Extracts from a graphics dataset
= = = = =
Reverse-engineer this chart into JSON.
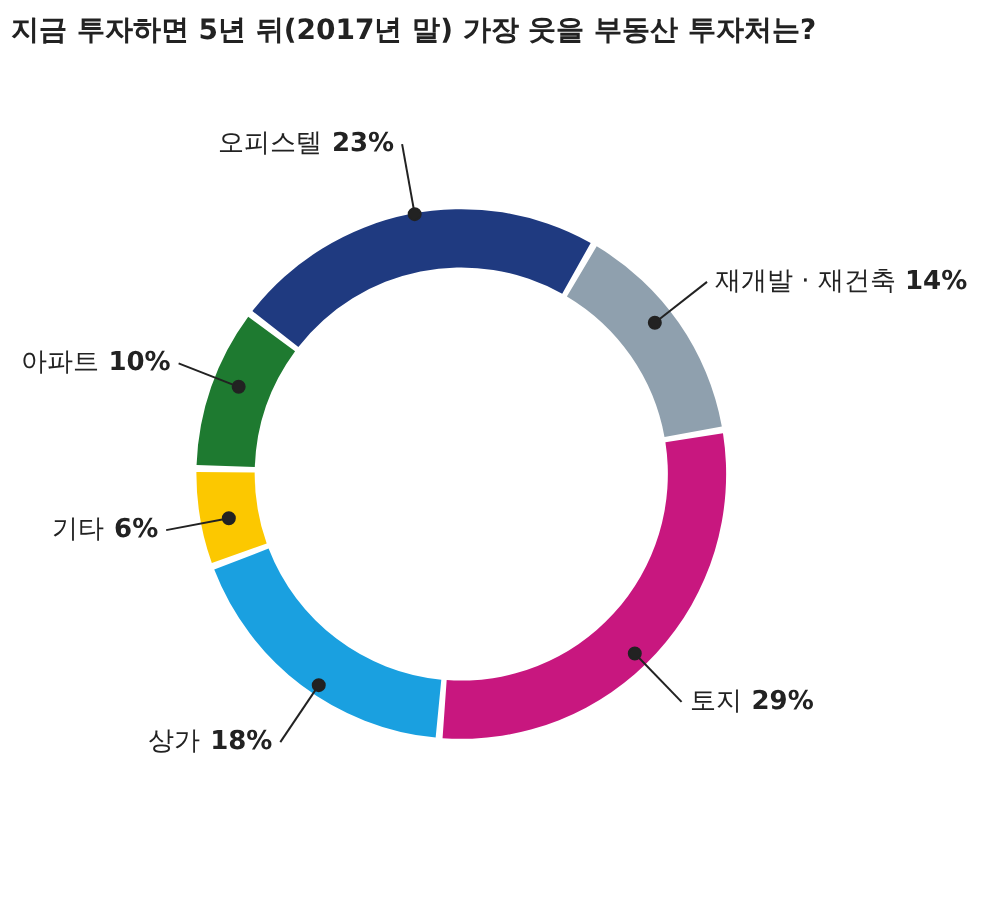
{
  "chart_data": {
    "type": "donut",
    "title": "지금 투자하면 5년 뒤(2017년 말) 가장 웃을 부동산 투자처는?",
    "categories": [
      "재개발 · 재건축",
      "토지",
      "상가",
      "기타",
      "아파트",
      "오피스텔"
    ],
    "values": [
      14,
      29,
      18,
      6,
      10,
      23
    ],
    "colors": [
      "#8fa0ae",
      "#c8177f",
      "#1aa0e0",
      "#fcc800",
      "#1e7a30",
      "#1f3a80"
    ],
    "value_labels": [
      "14%",
      "29%",
      "18%",
      "6%",
      "10%",
      "23%"
    ]
  }
}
= = = = =
Requirement
Make an exact copy of the listing above. Do not include the pictures.

Result for this task
Reverse-engineer this chart into JSON.
{
  "chart_data": {
    "type": "donut",
    "title": "지금 투자하면 5년 뒤(2017년 말) 가장 웃을 부동산 투자처는?",
    "categories": [
      "재개발 · 재건축",
      "토지",
      "상가",
      "기타",
      "아파트",
      "오피스텔"
    ],
    "values": [
      14,
      29,
      18,
      6,
      10,
      23
    ],
    "colors": [
      "#8fa0ae",
      "#c8177f",
      "#1aa0e0",
      "#fcc800",
      "#1e7a30",
      "#1f3a80"
    ],
    "value_labels": [
      "14%",
      "29%",
      "18%",
      "6%",
      "10%",
      "23%"
    ]
  }
}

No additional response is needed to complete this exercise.